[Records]
********

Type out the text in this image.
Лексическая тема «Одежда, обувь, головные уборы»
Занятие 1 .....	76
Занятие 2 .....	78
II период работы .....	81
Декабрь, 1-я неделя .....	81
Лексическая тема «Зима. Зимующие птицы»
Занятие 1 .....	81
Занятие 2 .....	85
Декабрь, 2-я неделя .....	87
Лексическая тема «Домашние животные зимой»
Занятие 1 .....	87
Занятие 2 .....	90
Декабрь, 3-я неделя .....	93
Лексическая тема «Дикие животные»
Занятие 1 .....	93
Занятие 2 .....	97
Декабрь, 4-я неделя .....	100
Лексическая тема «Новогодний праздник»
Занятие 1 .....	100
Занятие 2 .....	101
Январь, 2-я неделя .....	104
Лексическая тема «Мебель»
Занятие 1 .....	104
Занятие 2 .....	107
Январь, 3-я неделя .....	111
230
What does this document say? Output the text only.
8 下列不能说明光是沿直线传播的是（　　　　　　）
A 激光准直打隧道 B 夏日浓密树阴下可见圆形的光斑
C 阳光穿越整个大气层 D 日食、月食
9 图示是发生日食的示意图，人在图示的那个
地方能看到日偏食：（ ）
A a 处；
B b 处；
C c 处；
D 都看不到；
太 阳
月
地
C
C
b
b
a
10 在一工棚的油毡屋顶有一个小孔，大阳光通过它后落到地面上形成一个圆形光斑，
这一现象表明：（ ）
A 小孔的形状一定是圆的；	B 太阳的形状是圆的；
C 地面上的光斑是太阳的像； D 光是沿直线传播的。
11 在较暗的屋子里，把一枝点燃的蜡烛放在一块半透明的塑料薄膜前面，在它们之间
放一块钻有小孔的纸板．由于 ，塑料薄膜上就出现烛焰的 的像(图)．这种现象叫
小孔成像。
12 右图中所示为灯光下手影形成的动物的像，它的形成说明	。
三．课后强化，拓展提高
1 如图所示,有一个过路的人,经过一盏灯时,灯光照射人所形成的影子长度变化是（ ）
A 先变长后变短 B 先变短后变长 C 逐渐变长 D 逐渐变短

********

SET EXERCISE: Please repeat the listing exactly, with nothing left out.

SOLUTION TO THE PROBLEM:
Type out the text in this image.
Лексическая тема «Одежда, обувь, головные уборы»
Занятие 1 .....	76
Занятие 2 .....	78
II период работы .....	81
Декабрь, 1-я неделя .....	81
Лексическая тема «Зима. Зимующие птицы»
Занятие 1 .....	81
Занятие 2 .....	85
Декабрь, 2-я неделя .....	87
Лексическая тема «Домашние животные зимой»
Занятие 1 .....	87
Занятие 2 .....	90
Декабрь, 3-я неделя .....	93
Лексическая тема «Дикие животные»
Занятие 1 .....	93
Занятие 2 .....	97
Декабрь, 4-я неделя .....	100
Лексическая тема «Новогодний праздник»
Занятие 1 .....	100
Занятие 2 .....	101
Январь, 2-я неделя .....	104
Лексическая тема «Мебель»
Занятие 1 .....	104
Занятие 2 .....	107
Январь, 3-я неделя .....	111
230
What does this document say? Output the text only.
8 下列不能说明光是沿直线传播的是（　　　　　　）
A 激光准直打隧道 B 夏日浓密树阴下可见圆形的光斑
C 阳光穿越整个大气层 D 日食、月食
9 图示是发生日食的示意图，人在图示的那个
地方能看到日偏食：（ ）
A a 处；
B b 处；
C c 处；
D 都看不到；
太 阳
月
地
C
C
b
b
a
10 在一工棚的油毡屋顶有一个小孔，大阳光通过它后落到地面上形成一个圆形光斑，
这一现象表明：（ ）
A 小孔的形状一定是圆的；	B 太阳的形状是圆的；
C 地面上的光斑是太阳的像； D 光是沿直线传播的。
11 在较暗的屋子里，把一枝点燃的蜡烛放在一块半透明的塑料薄膜前面，在它们之间
放一块钻有小孔的纸板．由于 ，塑料薄膜上就出现烛焰的 的像(图)．这种现象叫
小孔成像。
12 右图中所示为灯光下手影形成的动物的像，它的形成说明	。
三．课后强化，拓展提高
1 如图所示,有一个过路的人,经过一盏灯时,灯光照射人所形成的影子长度变化是（ ）
A 先变长后变短 B 先变短后变长 C 逐渐变长 D 逐渐变短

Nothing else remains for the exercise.